## START Records shown
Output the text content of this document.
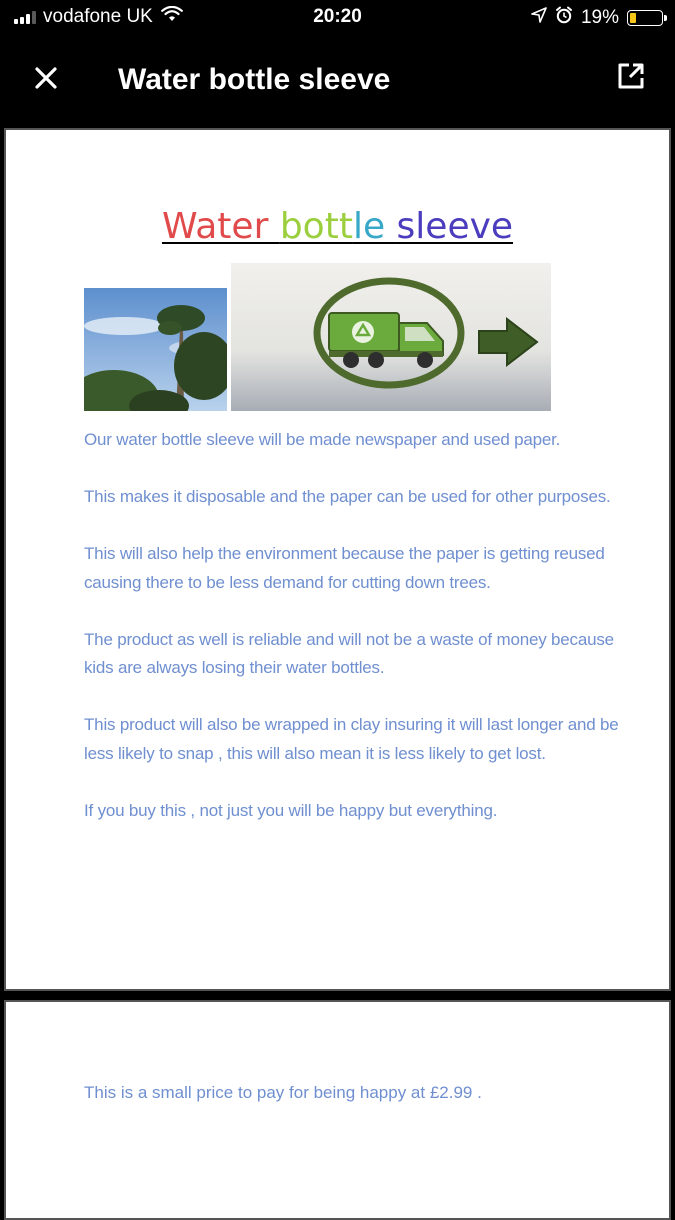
vodafone UK	20:20	19%
Water bottle sleeve
Water bottle sleeve

Our water bottle sleeve will be made newspaper and used paper.

This makes it disposable and the paper can be used for other purposes.

This will also help the environment because the paper is getting reused causing there to be less demand for cutting down trees.

The product as well is reliable and will not be a waste of money because kids are always losing their water bottles.

This product will also be wrapped in clay insuring it will last longer and be less likely to snap , this will also mean it is less likely to get lost.

If you buy this , not just you will be happy but everything.

This is a small price to pay for being happy at £2.99 .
## END Records shown
[Instructions for the task]
Write every entry out again exactly, dropping the pictures.

[Answer to this exercise]
Output the text content of this document.
vodafone UK	20:20	19%
Water bottle sleeve
Water bottle sleeve

Our water bottle sleeve will be made newspaper and used paper.

This makes it disposable and the paper can be used for other purposes.

This will also help the environment because the paper is getting reused causing there to be less demand for cutting down trees.

The product as well is reliable and will not be a waste of money because kids are always losing their water bottles.

This product will also be wrapped in clay insuring it will last longer and be less likely to snap , this will also mean it is less likely to get lost.

If you buy this , not just you will be happy but everything.

This is a small price to pay for being happy at £2.99 .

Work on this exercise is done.